BEGIN Supplied information

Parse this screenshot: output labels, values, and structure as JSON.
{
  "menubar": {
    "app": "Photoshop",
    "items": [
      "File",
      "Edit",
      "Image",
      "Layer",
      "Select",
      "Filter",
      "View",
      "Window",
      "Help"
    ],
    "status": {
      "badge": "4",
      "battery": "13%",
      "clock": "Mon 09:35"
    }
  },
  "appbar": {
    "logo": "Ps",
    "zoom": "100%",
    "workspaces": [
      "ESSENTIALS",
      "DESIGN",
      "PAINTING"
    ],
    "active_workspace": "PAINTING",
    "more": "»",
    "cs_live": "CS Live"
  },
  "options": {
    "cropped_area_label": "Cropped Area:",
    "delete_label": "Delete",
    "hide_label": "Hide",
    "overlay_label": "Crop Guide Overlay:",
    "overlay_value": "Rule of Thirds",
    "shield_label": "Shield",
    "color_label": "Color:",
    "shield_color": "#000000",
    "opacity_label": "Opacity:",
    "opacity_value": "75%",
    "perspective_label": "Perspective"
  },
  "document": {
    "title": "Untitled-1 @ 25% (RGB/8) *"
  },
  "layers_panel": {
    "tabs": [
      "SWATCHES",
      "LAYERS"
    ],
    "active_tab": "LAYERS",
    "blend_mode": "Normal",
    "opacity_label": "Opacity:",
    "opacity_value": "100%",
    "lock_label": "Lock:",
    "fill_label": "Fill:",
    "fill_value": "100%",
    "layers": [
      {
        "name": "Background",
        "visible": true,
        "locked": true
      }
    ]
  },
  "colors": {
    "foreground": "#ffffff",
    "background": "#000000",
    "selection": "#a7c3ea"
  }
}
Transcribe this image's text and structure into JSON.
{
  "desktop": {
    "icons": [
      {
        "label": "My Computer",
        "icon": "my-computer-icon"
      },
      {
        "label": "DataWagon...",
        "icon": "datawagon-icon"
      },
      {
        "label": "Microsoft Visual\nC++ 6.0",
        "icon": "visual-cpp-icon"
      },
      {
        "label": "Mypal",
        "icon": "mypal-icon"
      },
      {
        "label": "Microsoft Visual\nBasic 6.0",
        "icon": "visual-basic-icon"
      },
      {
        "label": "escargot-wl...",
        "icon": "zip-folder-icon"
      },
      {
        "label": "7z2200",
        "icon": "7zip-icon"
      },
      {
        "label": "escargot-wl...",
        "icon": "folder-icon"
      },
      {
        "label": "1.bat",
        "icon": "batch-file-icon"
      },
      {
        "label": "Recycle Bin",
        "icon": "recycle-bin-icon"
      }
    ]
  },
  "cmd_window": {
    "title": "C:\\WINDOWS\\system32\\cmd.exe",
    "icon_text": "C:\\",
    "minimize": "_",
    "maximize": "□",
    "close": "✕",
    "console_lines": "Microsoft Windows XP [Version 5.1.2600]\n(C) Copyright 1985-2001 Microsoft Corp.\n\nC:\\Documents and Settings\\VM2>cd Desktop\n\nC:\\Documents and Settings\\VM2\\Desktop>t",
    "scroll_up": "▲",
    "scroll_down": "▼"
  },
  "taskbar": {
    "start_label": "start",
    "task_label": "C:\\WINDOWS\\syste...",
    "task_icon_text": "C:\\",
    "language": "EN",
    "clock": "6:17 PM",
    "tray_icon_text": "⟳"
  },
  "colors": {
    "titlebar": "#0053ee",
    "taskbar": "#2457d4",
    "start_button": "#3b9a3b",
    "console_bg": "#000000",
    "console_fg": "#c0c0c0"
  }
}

END Supplied information

Given problem: Quote the listing in full, please, keeping every line exact.

Exercise output:
Parse this screenshot: output labels, values, and structure as JSON.
{
  "menubar": {
    "app": "Photoshop",
    "items": [
      "File",
      "Edit",
      "Image",
      "Layer",
      "Select",
      "Filter",
      "View",
      "Window",
      "Help"
    ],
    "status": {
      "badge": "4",
      "battery": "13%",
      "clock": "Mon 09:35"
    }
  },
  "appbar": {
    "logo": "Ps",
    "zoom": "100%",
    "workspaces": [
      "ESSENTIALS",
      "DESIGN",
      "PAINTING"
    ],
    "active_workspace": "PAINTING",
    "more": "»",
    "cs_live": "CS Live"
  },
  "options": {
    "cropped_area_label": "Cropped Area:",
    "delete_label": "Delete",
    "hide_label": "Hide",
    "overlay_label": "Crop Guide Overlay:",
    "overlay_value": "Rule of Thirds",
    "shield_label": "Shield",
    "color_label": "Color:",
    "shield_color": "#000000",
    "opacity_label": "Opacity:",
    "opacity_value": "75%",
    "perspective_label": "Perspective"
  },
  "document": {
    "title": "Untitled-1 @ 25% (RGB/8) *"
  },
  "layers_panel": {
    "tabs": [
      "SWATCHES",
      "LAYERS"
    ],
    "active_tab": "LAYERS",
    "blend_mode": "Normal",
    "opacity_label": "Opacity:",
    "opacity_value": "100%",
    "lock_label": "Lock:",
    "fill_label": "Fill:",
    "fill_value": "100%",
    "layers": [
      {
        "name": "Background",
        "visible": true,
        "locked": true
      }
    ]
  },
  "colors": {
    "foreground": "#ffffff",
    "background": "#000000",
    "selection": "#a7c3ea"
  }
}
Transcribe this image's text and structure into JSON.
{
  "desktop": {
    "icons": [
      {
        "label": "My Computer",
        "icon": "my-computer-icon"
      },
      {
        "label": "DataWagon...",
        "icon": "datawagon-icon"
      },
      {
        "label": "Microsoft Visual\nC++ 6.0",
        "icon": "visual-cpp-icon"
      },
      {
        "label": "Mypal",
        "icon": "mypal-icon"
      },
      {
        "label": "Microsoft Visual\nBasic 6.0",
        "icon": "visual-basic-icon"
      },
      {
        "label": "escargot-wl...",
        "icon": "zip-folder-icon"
      },
      {
        "label": "7z2200",
        "icon": "7zip-icon"
      },
      {
        "label": "escargot-wl...",
        "icon": "folder-icon"
      },
      {
        "label": "1.bat",
        "icon": "batch-file-icon"
      },
      {
        "label": "Recycle Bin",
        "icon": "recycle-bin-icon"
      }
    ]
  },
  "cmd_window": {
    "title": "C:\\WINDOWS\\system32\\cmd.exe",
    "icon_text": "C:\\",
    "minimize": "_",
    "maximize": "□",
    "close": "✕",
    "console_lines": "Microsoft Windows XP [Version 5.1.2600]\n(C) Copyright 1985-2001 Microsoft Corp.\n\nC:\\Documents and Settings\\VM2>cd Desktop\n\nC:\\Documents and Settings\\VM2\\Desktop>t",
    "scroll_up": "▲",
    "scroll_down": "▼"
  },
  "taskbar": {
    "start_label": "start",
    "task_label": "C:\\WINDOWS\\syste...",
    "task_icon_text": "C:\\",
    "language": "EN",
    "clock": "6:17 PM",
    "tray_icon_text": "⟳"
  },
  "colors": {
    "titlebar": "#0053ee",
    "taskbar": "#2457d4",
    "start_button": "#3b9a3b",
    "console_bg": "#000000",
    "console_fg": "#c0c0c0"
  }
}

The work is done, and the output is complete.